--- Document passage ---

Re: some general questions on RAID

Christoph Anton Mitterer <calestyo@xxxxxxxxxxxx> · Fri, 05 Jul 2013 01:34:42 +0200

On Thu, 2013-07-04 at 18:07 -0400, Phil Turmel wrote:
> Last time I checked, dmcrypt treated barriers as no-ops, so filesystems
> that rely on barriers for integrity can be scrambled.
Whow... uhmm... that would be awful... (since I already use ext4 on top
of dmcrypt..
But wouldn't that be a general problem of dmcrypt, unrelated to any
further stacking of LVM and/or MD?!

> As such, where I
> mix LVM and dmcrypt, I do it selectively on top of each LV.
Don't understand what you exactly mean/do and why it should help against
the barrier thingy?

> I believe dmcrypt is single-threaded, too.
I've had thought that, too,..at least it used to be.
So that would basically mean... if I put dmcrypt on top of MD, then one
single thread would handle the whole encryption for the whole MD and
therefore also on all of my (e.g. 4) devices?

--- Provided material ---

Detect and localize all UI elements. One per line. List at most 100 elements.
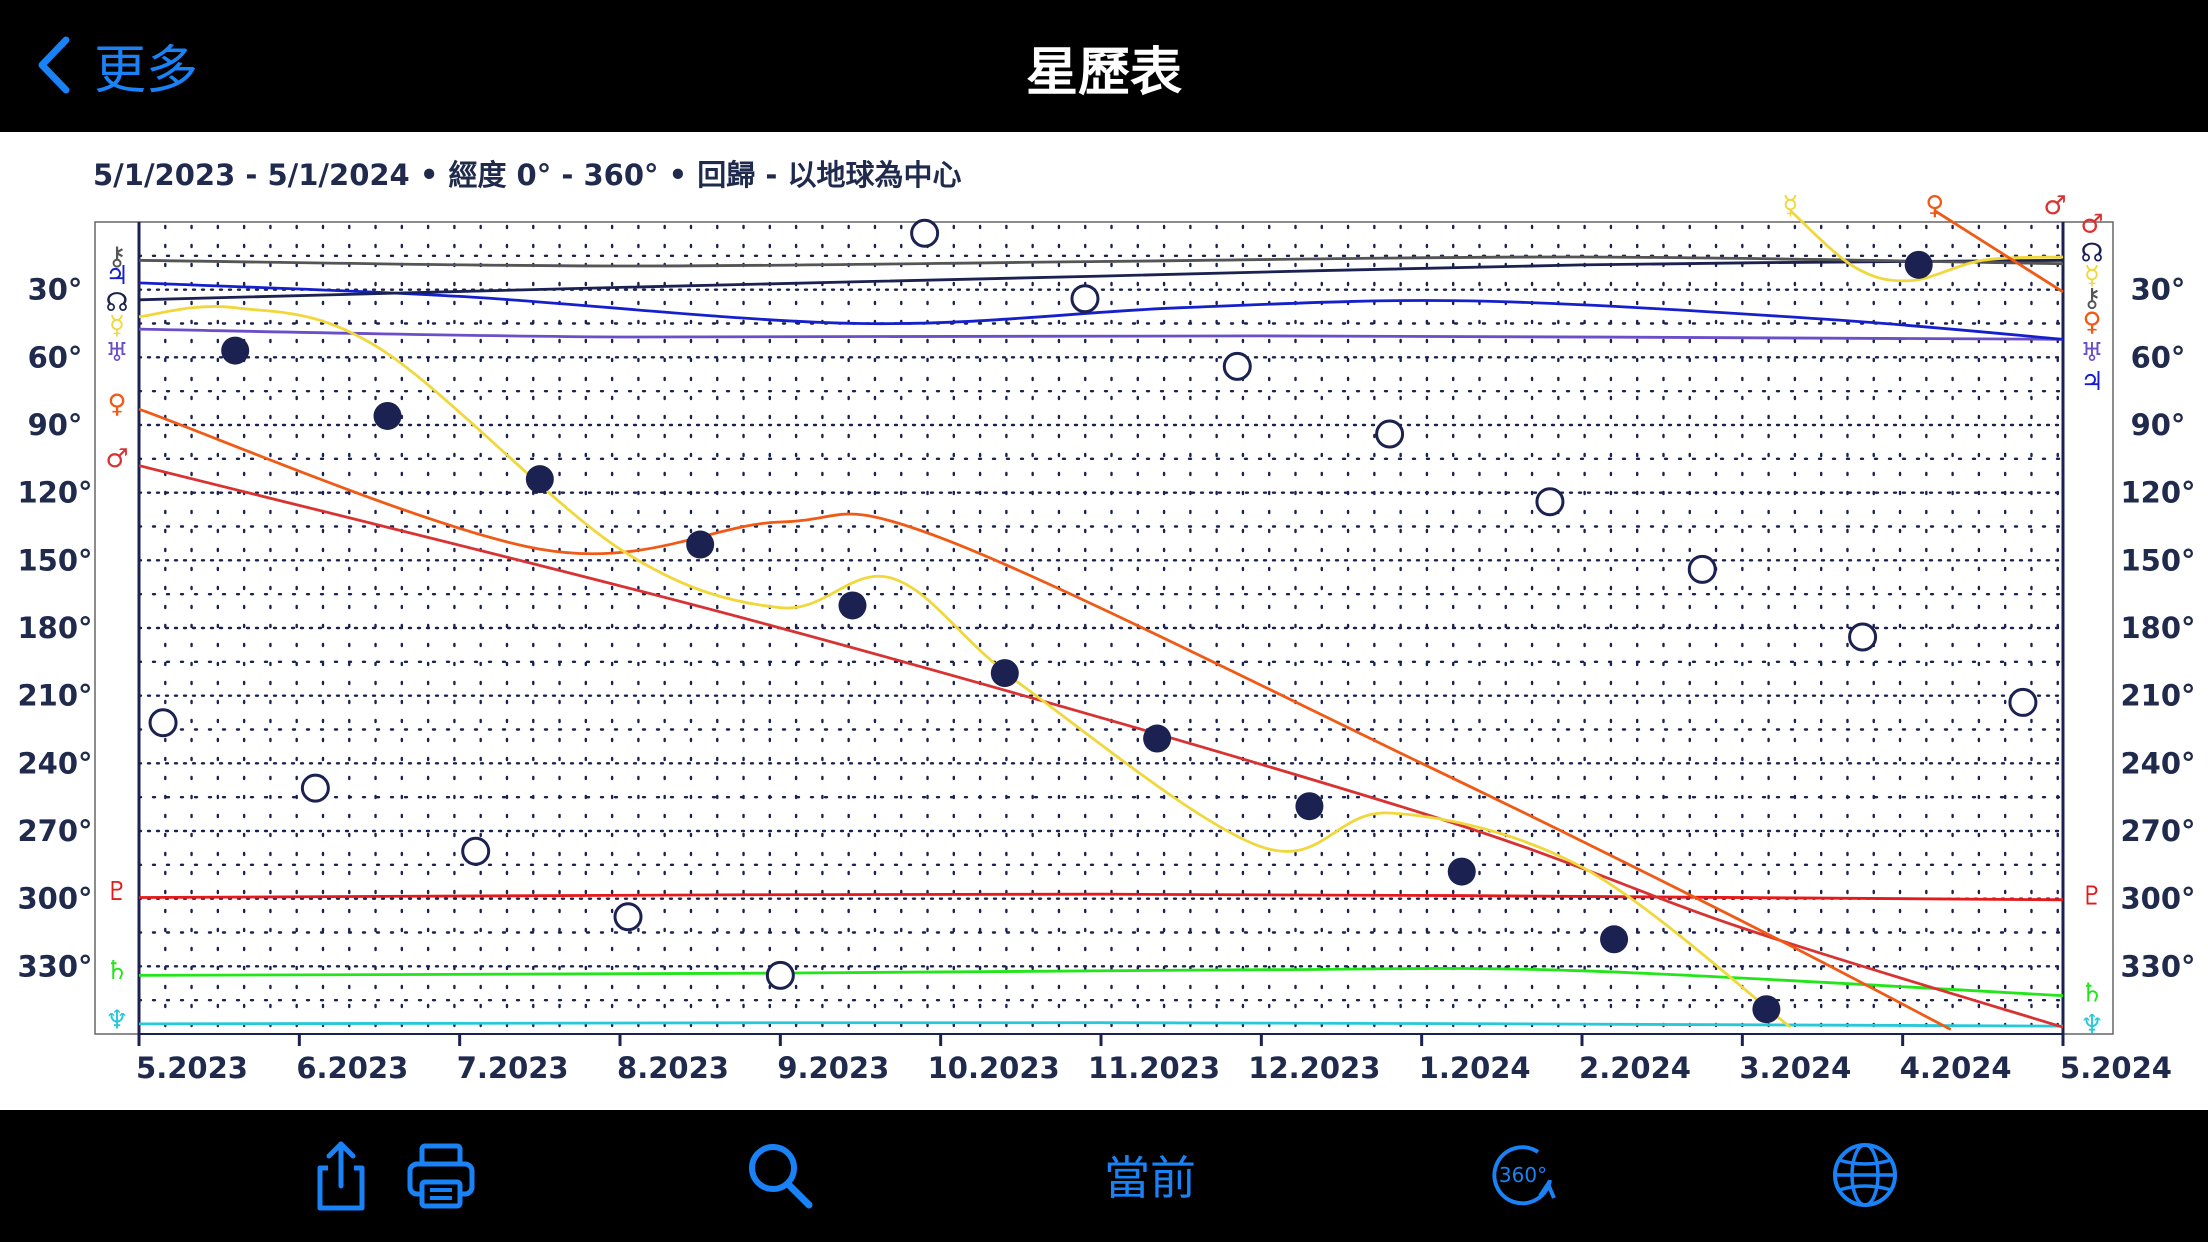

---

• Actions to take
**a.** In the RAID forum reply, list every statement quoted from Phil Turmel's earlier message.
**b.** Output the RAID forum reply verbatim from "On Thu, 2013-07-04" to "the barrier thingy?".

• Task responses
**a.**
1. "Last time I checked, dmcrypt treated barriers as no-ops, so filesystems that rely on barriers for integrity can be scrambled."
2. "As such, where I mix LVM and dmcrypt, I do it selectively on top of each LV."
3. "I believe dmcrypt is single-threaded, too."

**b.**
On Thu, 2013-07-04 at 18:07 -0400, Phil Turmel wrote:
> Last time I checked, dmcrypt treated barriers as no-ops, so filesystems
> that rely on barriers for integrity can be scrambled.
Whow... uhmm... that would be awful... (since I already use ext4 on top
of dmcrypt..
But wouldn't that be a general problem of dmcrypt, unrelated to any
further stacking of LVM and/or MD?!

> As such, where I
> mix LVM and dmcrypt, I do it selectively on top of each LV.
Don't understand what you exactly mean/do and why it should help against
the barrier thingy?